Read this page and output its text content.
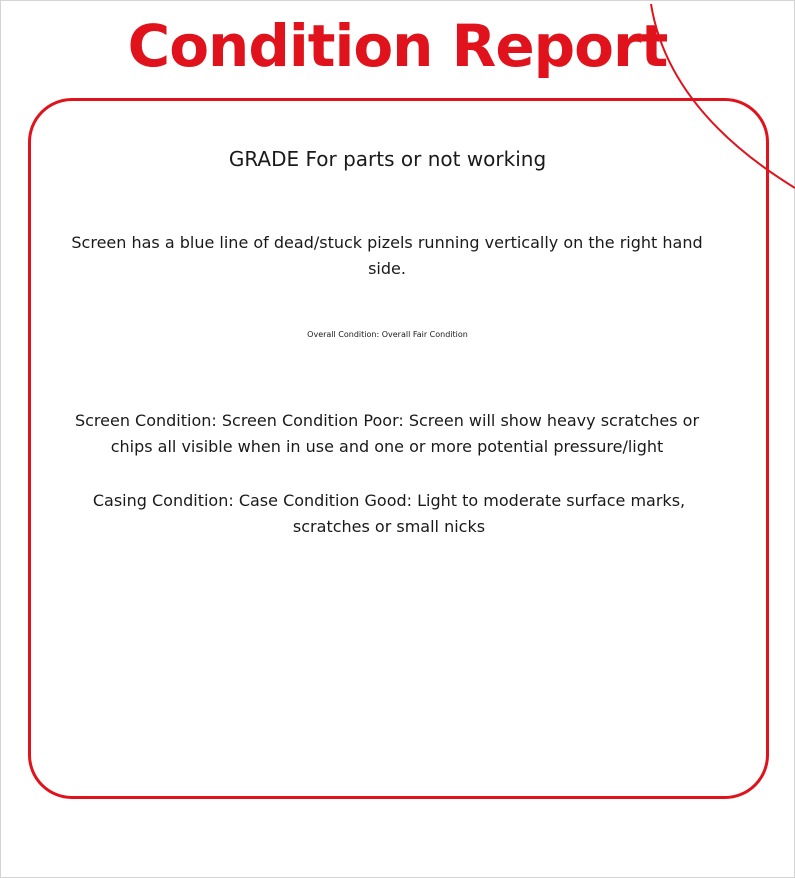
Condition Report
GRADE For parts or not working
Screen has a blue line of dead/stuck pizels running vertically on the right hand side.
Overall Condition: Overall Fair Condition
Screen Condition: Screen Condition Poor: Screen will show heavy scratches or chips all visible when in use and one or more potential pressure/light
Casing Condition: Case Condition Good: Light to moderate surface marks, scratches or small nicks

> TASK GOAL
Write out the material above again, word for word, minus its pictures.

> SOLUTION TO THE PROBLEM
Read this page and output its text content.
Condition Report
GRADE For parts or not working
Screen has a blue line of dead/stuck pizels running vertically on the right hand side.
Overall Condition: Overall Fair Condition
Screen Condition: Screen Condition Poor: Screen will show heavy scratches or chips all visible when in use and one or more potential pressure/light
Casing Condition: Case Condition Good: Light to moderate surface marks, scratches or small nicks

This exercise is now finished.